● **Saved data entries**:
┄┄┄┄┄┄┄┄┄┄

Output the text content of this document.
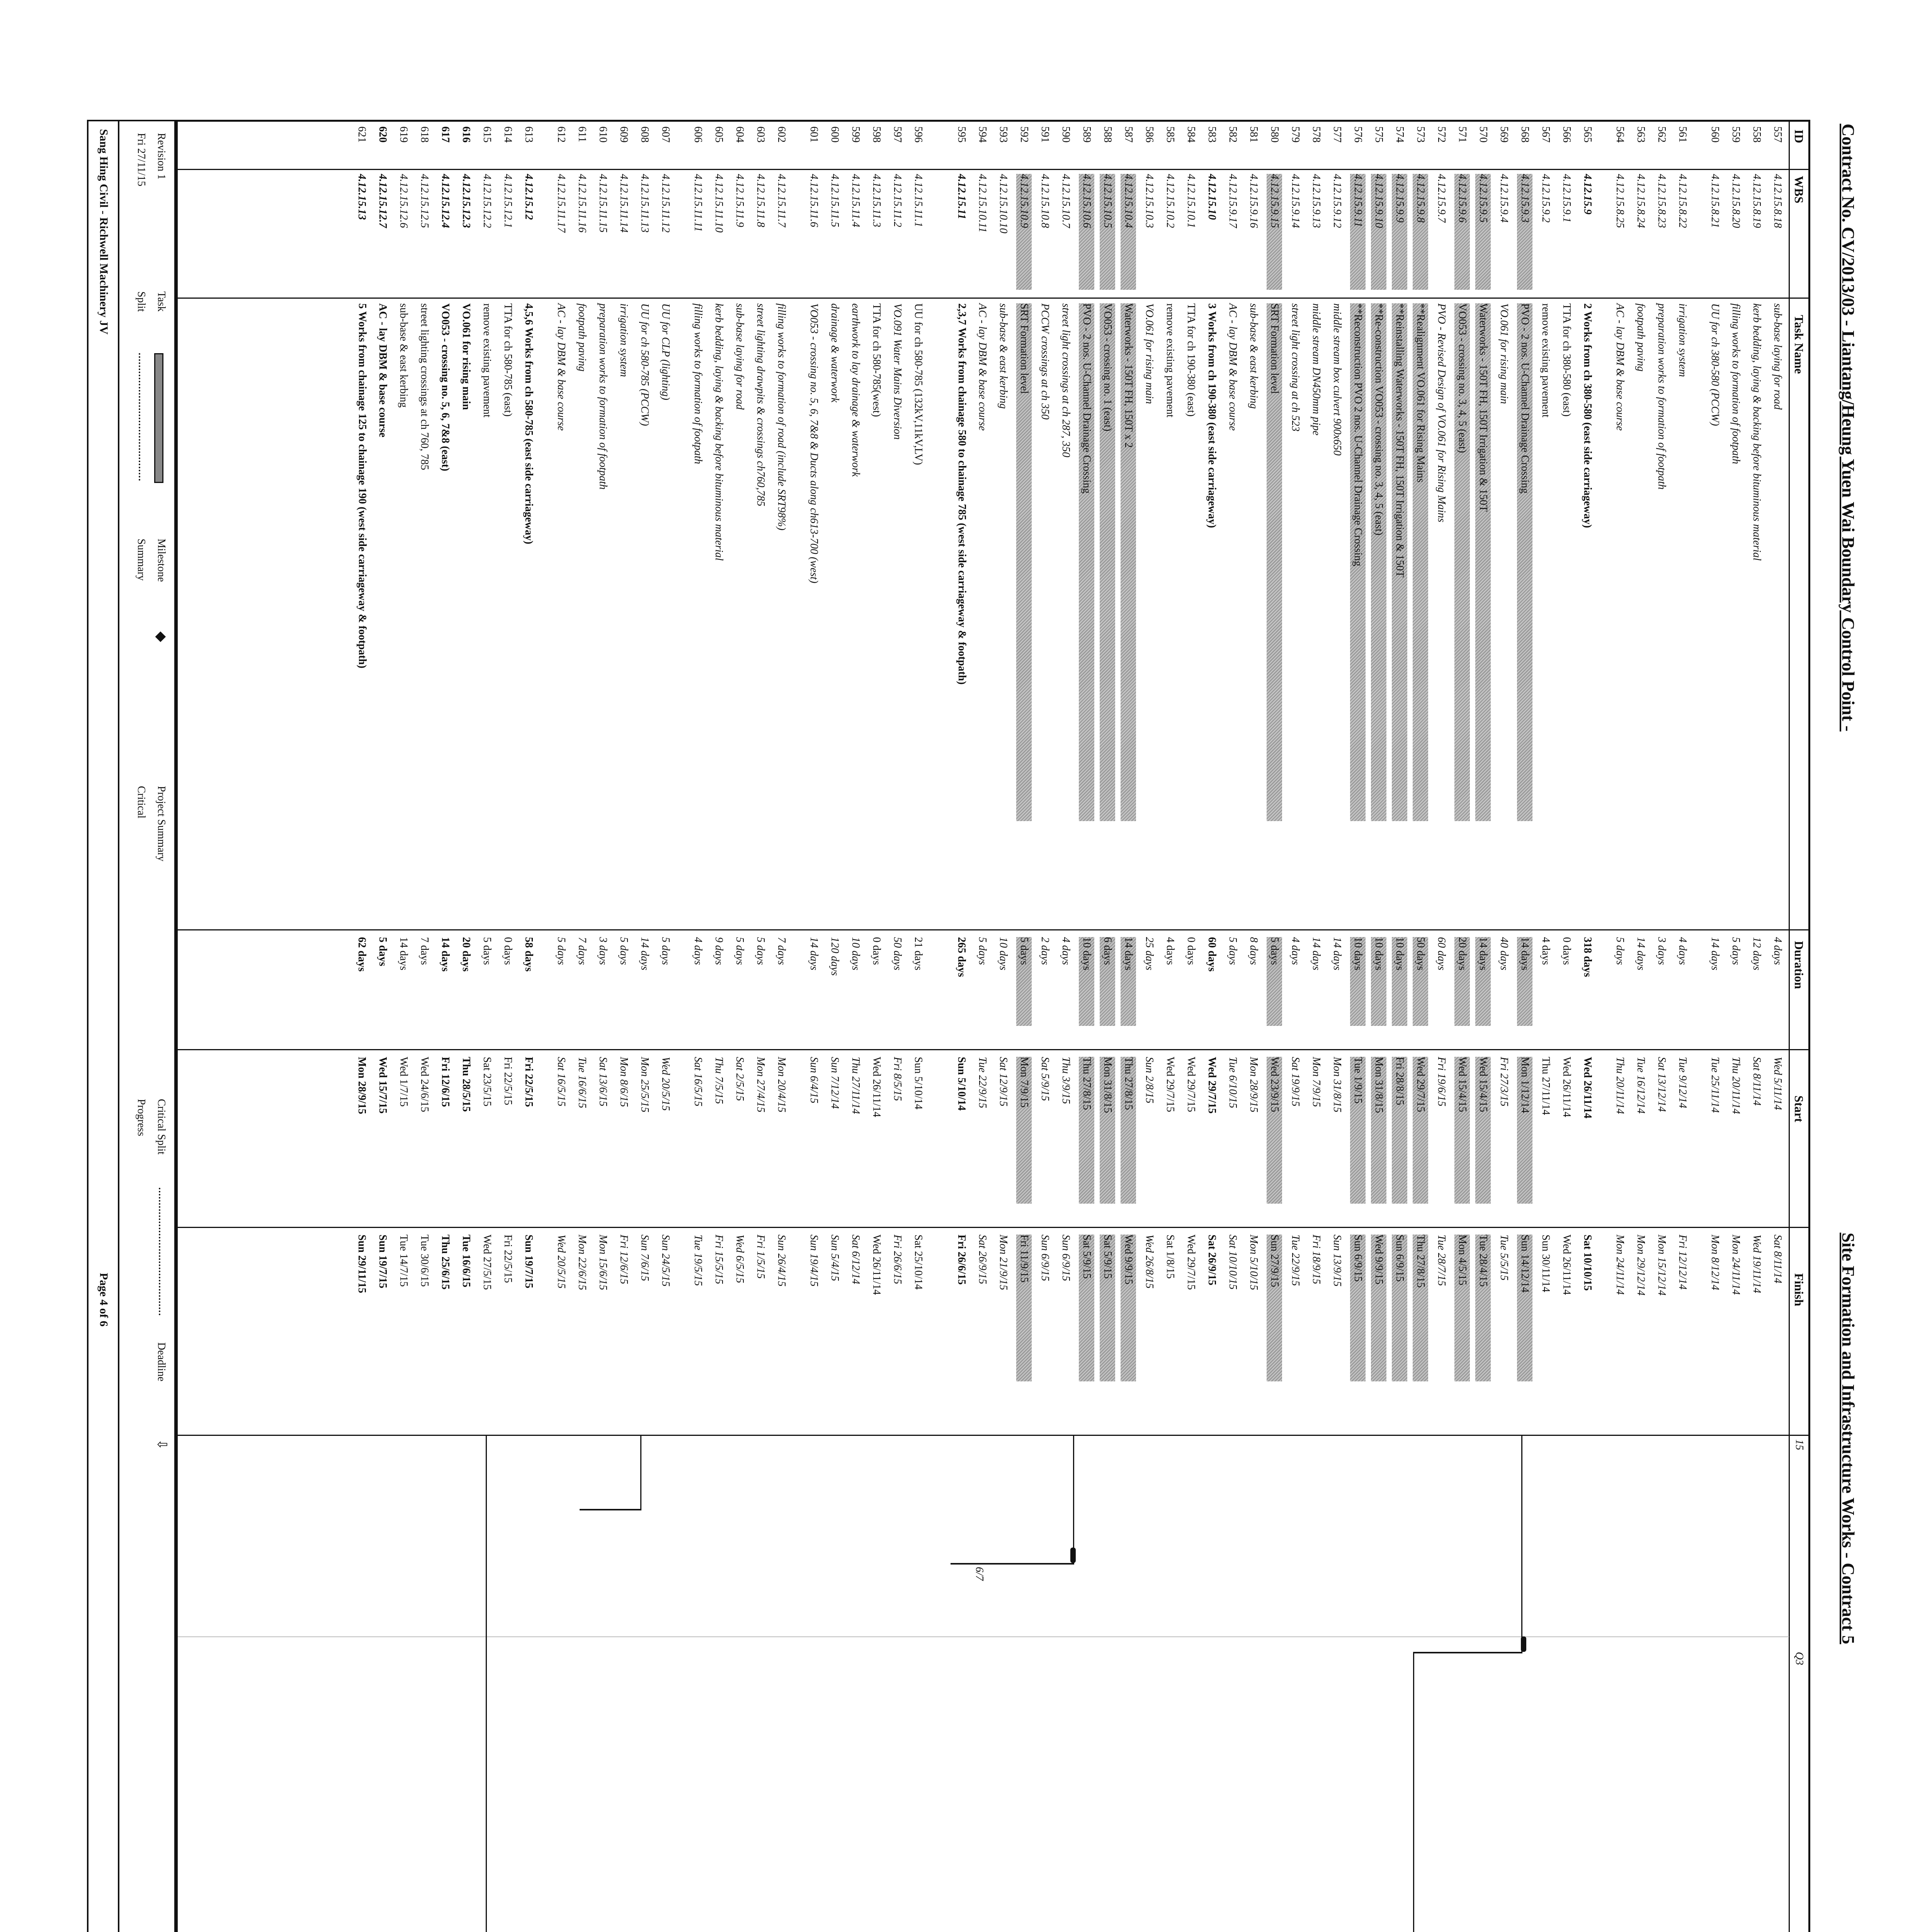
Contract No. CV/2013/03 - Liantang/Heung Yuen Wai Boundary Control Point -
Site Formation and Infrastructure Works - Contract 5
ID
WBS
Task Name
Duration
Start
Finish
557
4.12.15.8.18
sub-base laying for road
4 days
Wed 5/11/14
Sat 8/11/14
558
4.12.15.8.19
kerb bedding, laying & backing before bituminous material
12 days
Sat 8/11/14
Wed 19/11/14
559
4.12.15.8.20
filling works to formation of footpath
5 days
Thu 20/11/14
Mon 24/11/14
560
4.12.15.8.21
UU for ch 380-580 (PCCW)
14 days
Tue 25/11/14
Mon 8/12/14
561
4.12.15.8.22
irrigation system
4 days
Tue 9/12/14
Fri 12/12/14
562
4.12.15.8.23
preparation works to formation of footpath
3 days
Sat 13/12/14
Mon 15/12/14
563
4.12.15.8.24
footpath paving
14 days
Tue 16/12/14
Mon 29/12/14
564
4.12.15.8.25
AC - lay DBM & base course
5 days
Thu 20/11/14
Mon 24/11/14
565
4.12.15.9
2 Works from ch 380-580 (east side carriageway)
318 days
Wed 26/11/14
Sat 10/10/15
566
4.12.15.9.1
TTA for ch 380-580 (east)
0 days
Wed 26/11/14
Wed 26/11/14
567
4.12.15.9.2
remove existing pavement
4 days
Thu 27/11/14
Sun 30/11/14
568
4.12.15.9.3
PVO - 2 nos. U-Channel Drainage Crossing
14 days
Mon 1/12/14
Sun 14/12/14
569
4.12.15.9.4
VO.061 for rising main
40 days
Fri 27/3/15
Tue 5/5/15
570
4.12.15.9.5
Waterworks - 150T FH, 150T Irrigation & 150T
14 days
Wed 15/4/15
Tue 28/4/15
571
4.12.15.9.6
VO053 - crossing no. 3, 4, 5 (east)
20 days
Wed 15/4/15
Mon 4/5/15
572
4.12.15.9.7
PVO - Revised Design of VO.061 for Rising Mains
60 days
Fri 19/6/15
Tue 28/7/15
573
4.12.15.9.8
**Realignment VO.061 for Rising Mains
50 days
Wed 29/7/15
Thu 27/8/15
574
4.12.15.9.9
**Reinstalling Waterworks - 150T FH, 150T Irrigation & 150T
10 days
Fri 28/8/15
Sun 6/9/15
575
4.12.15.9.10
**Re-construction VO053 - crossing no. 3, 4, 5 (east)
10 days
Mon 31/8/15
Wed 9/9/15
576
4.12.15.9.11
**Reconstruction PVO 2 nos. U-Channel Drainage Crossing
10 days
Tue 1/9/15
Sun 6/9/15
577
4.12.15.9.12
middle stream box culvert 900x650
14 days
Mon 31/8/15
Sun 13/9/15
578
4.12.15.9.13
middle stream DN450mm pipe
14 days
Mon 7/9/15
Fri 18/9/15
579
4.12.15.9.14
street light crossing at ch 523
4 days
Sat 19/9/15
Tue 22/9/15
580
4.12.15.9.15
SRT Formation level
5 days
Wed 23/9/15
Sun 27/9/15
581
4.12.15.9.16
sub-base & east kerbing
8 days
Mon 28/9/15
Mon 5/10/15
582
4.12.15.9.17
AC - lay DBM & base course
5 days
Tue 6/10/15
Sat 10/10/15
583
4.12.15.10
3 Works from ch 190-380 (east side carriageway)
60 days
Wed 29/7/15
Sat 26/9/15
584
4.12.15.10.1
TTA for ch 190-380 (east)
0 days
Wed 29/7/15
Wed 29/7/15
585
4.12.15.10.2
remove existing pavement
4 days
Wed 29/7/15
Sat 1/8/15
586
4.12.15.10.3
VO.061 for rising main
25 days
Sun 2/8/15
Wed 26/8/15
587
4.12.15.10.4
Waterworks - 150T FH, 150T x 2
14 days
Thu 27/8/15
Wed 9/9/15
588
4.12.15.10.5
VO053 - crossing no. 1 (east)
6 days
Mon 31/8/15
Sat 5/9/15
589
4.12.15.10.6
PVO - 2 nos. U-Channel Drainage Crossing
10 days
Thu 27/8/15
Sat 5/9/15
590
4.12.15.10.7
street light crossings at ch 287, 350
4 days
Thu 3/9/15
Sun 6/9/15
591
4.12.15.10.8
PCCW crossings at ch 350
2 days
Sat 5/9/15
Sun 6/9/15
592
4.12.15.10.9
SRT Formation level
5 days
Mon 7/9/15
Fri 11/9/15
593
4.12.15.10.10
sub-base & east kerbing
10 days
Sat 12/9/15
Mon 21/9/15
594
4.12.15.10.11
AC - lay DBM & base course
5 days
Tue 22/9/15
Sat 26/9/15
595
4.12.15.11
2,3,7 Works from chainage 580 to chainage 785 (west side carriageway & footpath)
265 days
Sun 5/10/14
Fri 26/6/15
596
4.12.15.11.1
UU for ch 580-785 (132kV,11kV,LV)
21 days
Sun 5/10/14
Sat 25/10/14
597
4.12.15.11.2
VO.091 Water Mains Diversion
50 days
Fri 8/5/15
Fri 26/6/15
598
4.12.15.11.3
TTA for ch 580-785(west)
0 days
Wed 26/11/14
Wed 26/11/14
599
4.12.15.11.4
earthwork to lay drainage & waterwork
10 days
Thu 27/11/14
Sat 6/12/14
600
4.12.15.11.5
drainage & waterwork
120 days
Sun 7/12/14
Sun 5/4/15
601
4.12.15.11.6
VO053 - crossing no. 5, 6, 7&8 & Ducts along ch613-700 (west)
14 days
Sun 6/4/15
Sun 19/4/15
602
4.12.15.11.7
filling works to formation of road (include SRT98%)
7 days
Mon 20/4/15
Sun 26/4/15
603
4.12.15.11.8
street lighting drawpits & crossings ch760,785
5 days
Mon 27/4/15
Fri 1/5/15
604
4.12.15.11.9
sub-base laying for road
5 days
Sat 2/5/15
Wed 6/5/15
605
4.12.15.11.10
kerb bedding, laying & backing before bituminous material
9 days
Thu 7/5/15
Fri 15/5/15
606
4.12.15.11.11
filling works to formation of footpath
4 days
Sat 16/5/15
Tue 19/5/15
607
4.12.15.11.12
UU for CLP (lighting)
5 days
Wed 20/5/15
Sun 24/5/15
608
4.12.15.11.13
UU for ch 580-785 (PCCW)
14 days
Mon 25/5/15
Sun 7/6/15
609
4.12.15.11.14
irrigation system
5 days
Mon 8/6/15
Fri 12/6/15
610
4.12.15.11.15
preparation works to formation of footpath
3 days
Sat 13/6/15
Mon 15/6/15
611
4.12.15.11.16
footpath paving
7 days
Tue 16/6/15
Mon 22/6/15
612
4.12.15.11.17
AC - lay DBM & base course
5 days
Sat 16/5/15
Wed 20/5/15
613
4.12.15.12
4,5,6 Works from ch 580-785 (east side carriageway)
58 days
Fri 22/5/15
Sun 19/7/15
614
4.12.15.12.1
TTA for ch 580-785 (east)
0 days
Fri 22/5/15
Fri 22/5/15
615
4.12.15.12.2
remove existing pavement
5 days
Sat 23/5/15
Wed 27/5/15
616
4.12.15.12.3
VO.061 for rising main
20 days
Thu 28/5/15
Tue 16/6/15
617
4.12.15.12.4
VO053 - crossing no. 5, 6, 7&8 (east)
14 days
Fri 12/6/15
Thu 25/6/15
618
4.12.15.12.5
street lighting crossings at ch 760, 785
7 days
Wed 24/6/15
Tue 30/6/15
619
4.12.15.12.6
sub-base & east kerbing
14 days
Wed 1/7/15
Tue 14/7/15
620
4.12.15.12.7
AC - lay DBM & base course
5 days
Wed 15/7/15
Sun 19/7/15
621
4.12.15.13
5 Works from chainage 125 to chainage 190 (west side carriageway & footpath)
62 days
Mon 28/9/15
Sun 29/11/15
15
Q3
6/7
Revision 1
Fri 27/11/15
Task
Split
Milestone
Summary
◆
Project Summary
Critical
Critical Split
Progress
Deadline
⇩
Sang Hing Civil - Richwell Machinery JV
Page 4 of 6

┄┄┄┄┄┄┄┄┄┄

● **Short task**: Across the records above, count the lines holding "crossings" and reply with that number alone.

● **Full output**: 4